* start *
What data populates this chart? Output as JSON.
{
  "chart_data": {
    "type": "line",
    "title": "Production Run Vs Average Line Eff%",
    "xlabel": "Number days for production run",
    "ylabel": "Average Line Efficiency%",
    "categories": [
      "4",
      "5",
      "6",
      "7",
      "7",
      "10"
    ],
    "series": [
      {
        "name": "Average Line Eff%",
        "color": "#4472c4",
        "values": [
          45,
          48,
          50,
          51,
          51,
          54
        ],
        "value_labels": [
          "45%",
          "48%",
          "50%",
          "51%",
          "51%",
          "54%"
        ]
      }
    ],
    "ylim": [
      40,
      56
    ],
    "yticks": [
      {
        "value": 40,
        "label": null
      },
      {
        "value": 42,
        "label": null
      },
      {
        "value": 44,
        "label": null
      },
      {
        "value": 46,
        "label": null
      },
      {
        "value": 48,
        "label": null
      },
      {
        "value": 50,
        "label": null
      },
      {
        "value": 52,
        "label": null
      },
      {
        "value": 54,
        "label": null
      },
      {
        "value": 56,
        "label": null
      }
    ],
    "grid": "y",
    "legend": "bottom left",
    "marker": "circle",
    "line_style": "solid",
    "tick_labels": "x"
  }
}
* end *
Repeat the data precisely, reproducing every entry.

SOLUTION FOR THIS EXERCISE>
What data populates this chart? Output as JSON.
{
  "chart_data": {
    "type": "line",
    "title": "Production Run Vs Average Line Eff%",
    "xlabel": "Number days for production run",
    "ylabel": "Average Line Efficiency%",
    "categories": [
      "4",
      "5",
      "6",
      "7",
      "7",
      "10"
    ],
    "series": [
      {
        "name": "Average Line Eff%",
        "color": "#4472c4",
        "values": [
          45,
          48,
          50,
          51,
          51,
          54
        ],
        "value_labels": [
          "45%",
          "48%",
          "50%",
          "51%",
          "51%",
          "54%"
        ]
      }
    ],
    "ylim": [
      40,
      56
    ],
    "yticks": [
      {
        "value": 40,
        "label": null
      },
      {
        "value": 42,
        "label": null
      },
      {
        "value": 44,
        "label": null
      },
      {
        "value": 46,
        "label": null
      },
      {
        "value": 48,
        "label": null
      },
      {
        "value": 50,
        "label": null
      },
      {
        "value": 52,
        "label": null
      },
      {
        "value": 54,
        "label": null
      },
      {
        "value": 56,
        "label": null
      }
    ],
    "grid": "y",
    "legend": "bottom left",
    "marker": "circle",
    "line_style": "solid",
    "tick_labels": "x"
  }
}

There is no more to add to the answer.